[BEGIN Dataset content]

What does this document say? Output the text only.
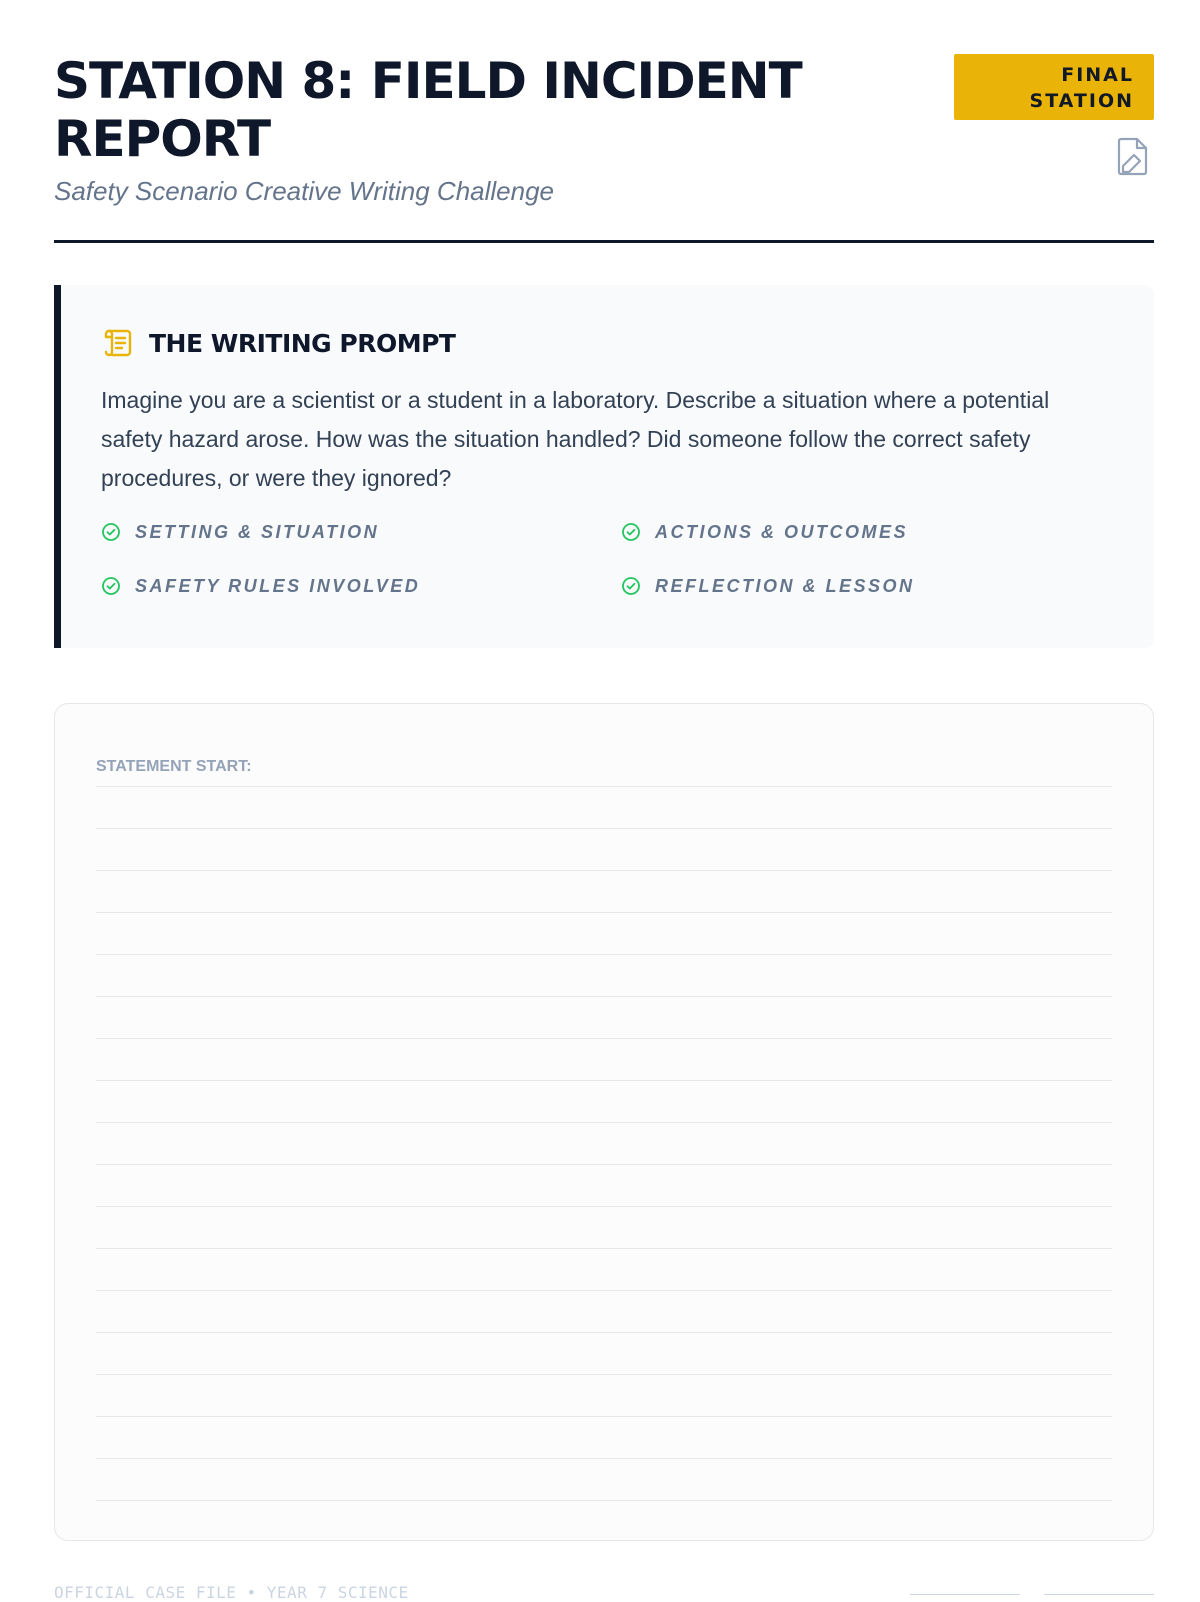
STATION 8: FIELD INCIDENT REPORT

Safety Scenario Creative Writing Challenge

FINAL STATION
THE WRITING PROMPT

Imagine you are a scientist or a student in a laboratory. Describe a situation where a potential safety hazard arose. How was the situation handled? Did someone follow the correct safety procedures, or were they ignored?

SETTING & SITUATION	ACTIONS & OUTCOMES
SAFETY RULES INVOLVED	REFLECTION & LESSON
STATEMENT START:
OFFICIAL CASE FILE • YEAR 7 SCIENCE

[END Dataset content]
[BEGIN Dataset content]

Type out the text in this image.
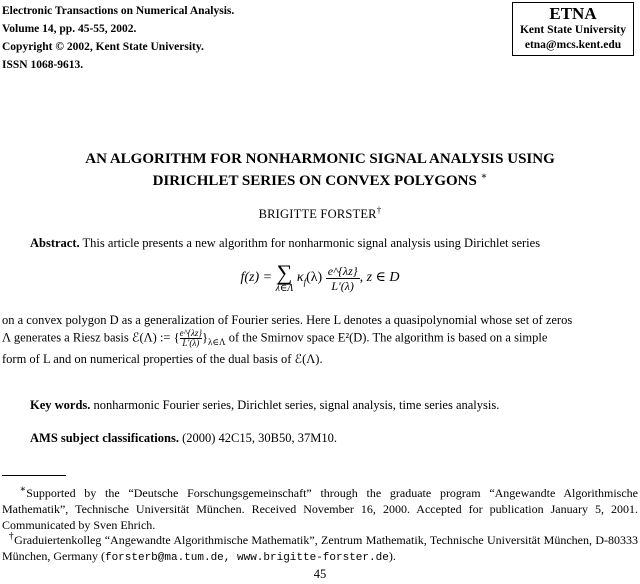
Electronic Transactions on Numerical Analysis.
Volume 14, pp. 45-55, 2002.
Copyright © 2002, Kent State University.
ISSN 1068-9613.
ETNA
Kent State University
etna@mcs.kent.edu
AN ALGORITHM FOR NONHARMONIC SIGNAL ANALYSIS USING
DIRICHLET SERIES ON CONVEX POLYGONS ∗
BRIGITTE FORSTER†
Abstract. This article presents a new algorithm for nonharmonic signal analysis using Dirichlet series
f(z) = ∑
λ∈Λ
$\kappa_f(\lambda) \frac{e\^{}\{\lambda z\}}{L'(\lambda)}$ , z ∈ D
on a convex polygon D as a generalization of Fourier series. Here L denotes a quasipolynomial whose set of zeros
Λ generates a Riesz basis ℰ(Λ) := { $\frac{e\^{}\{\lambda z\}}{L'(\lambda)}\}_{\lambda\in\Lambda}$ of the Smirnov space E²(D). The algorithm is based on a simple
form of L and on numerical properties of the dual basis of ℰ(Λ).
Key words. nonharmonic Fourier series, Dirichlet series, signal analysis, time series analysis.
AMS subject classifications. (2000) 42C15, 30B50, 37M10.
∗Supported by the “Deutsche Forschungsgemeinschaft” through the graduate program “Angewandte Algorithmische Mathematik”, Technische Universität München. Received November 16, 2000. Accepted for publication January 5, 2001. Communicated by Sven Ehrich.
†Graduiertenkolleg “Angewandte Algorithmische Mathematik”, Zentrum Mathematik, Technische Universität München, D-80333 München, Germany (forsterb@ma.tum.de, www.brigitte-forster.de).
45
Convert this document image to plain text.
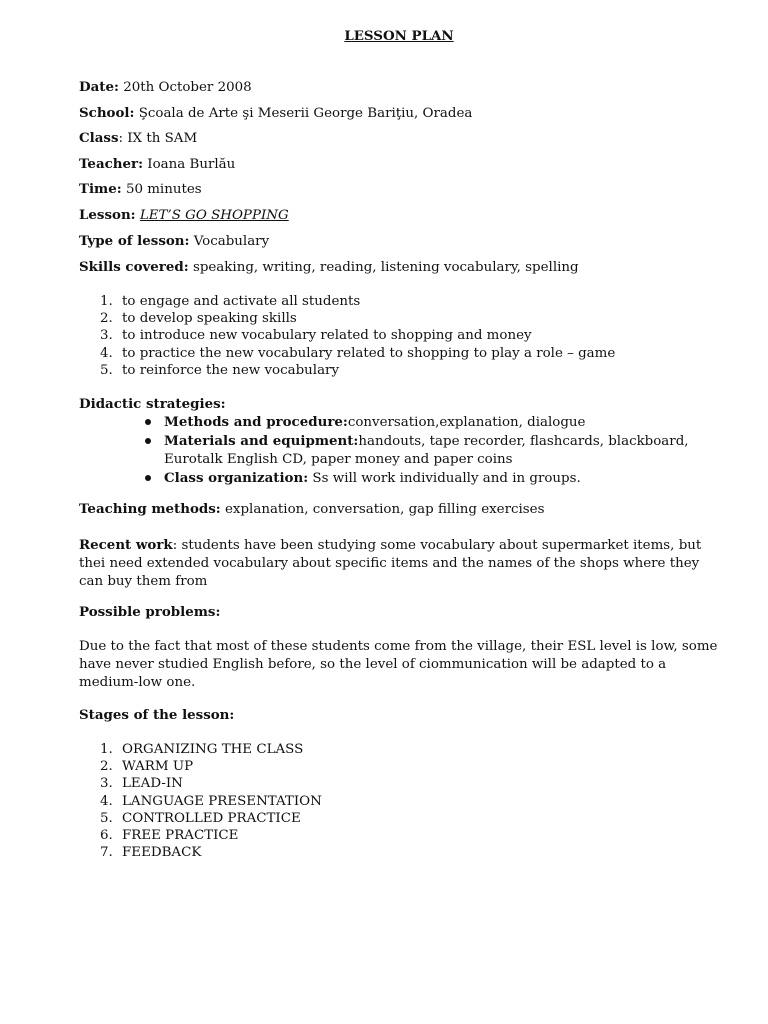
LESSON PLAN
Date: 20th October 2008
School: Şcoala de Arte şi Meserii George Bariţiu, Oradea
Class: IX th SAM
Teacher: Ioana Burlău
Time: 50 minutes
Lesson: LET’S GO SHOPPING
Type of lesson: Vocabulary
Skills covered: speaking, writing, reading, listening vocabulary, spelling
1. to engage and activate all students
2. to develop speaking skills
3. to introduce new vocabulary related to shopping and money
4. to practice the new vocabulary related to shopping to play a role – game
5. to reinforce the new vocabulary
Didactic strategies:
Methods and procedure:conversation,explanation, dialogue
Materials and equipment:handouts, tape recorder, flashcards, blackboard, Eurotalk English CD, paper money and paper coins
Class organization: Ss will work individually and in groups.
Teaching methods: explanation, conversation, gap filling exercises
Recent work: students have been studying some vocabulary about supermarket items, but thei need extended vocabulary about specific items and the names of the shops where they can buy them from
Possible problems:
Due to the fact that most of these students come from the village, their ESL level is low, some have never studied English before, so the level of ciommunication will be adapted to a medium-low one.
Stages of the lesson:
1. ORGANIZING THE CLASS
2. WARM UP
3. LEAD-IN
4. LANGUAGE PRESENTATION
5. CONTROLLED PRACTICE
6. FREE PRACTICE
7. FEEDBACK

[END Dataset content]

What needs to be done: Report how many lines of the records above contain the word "work", and give only that number.

Response to this task: 2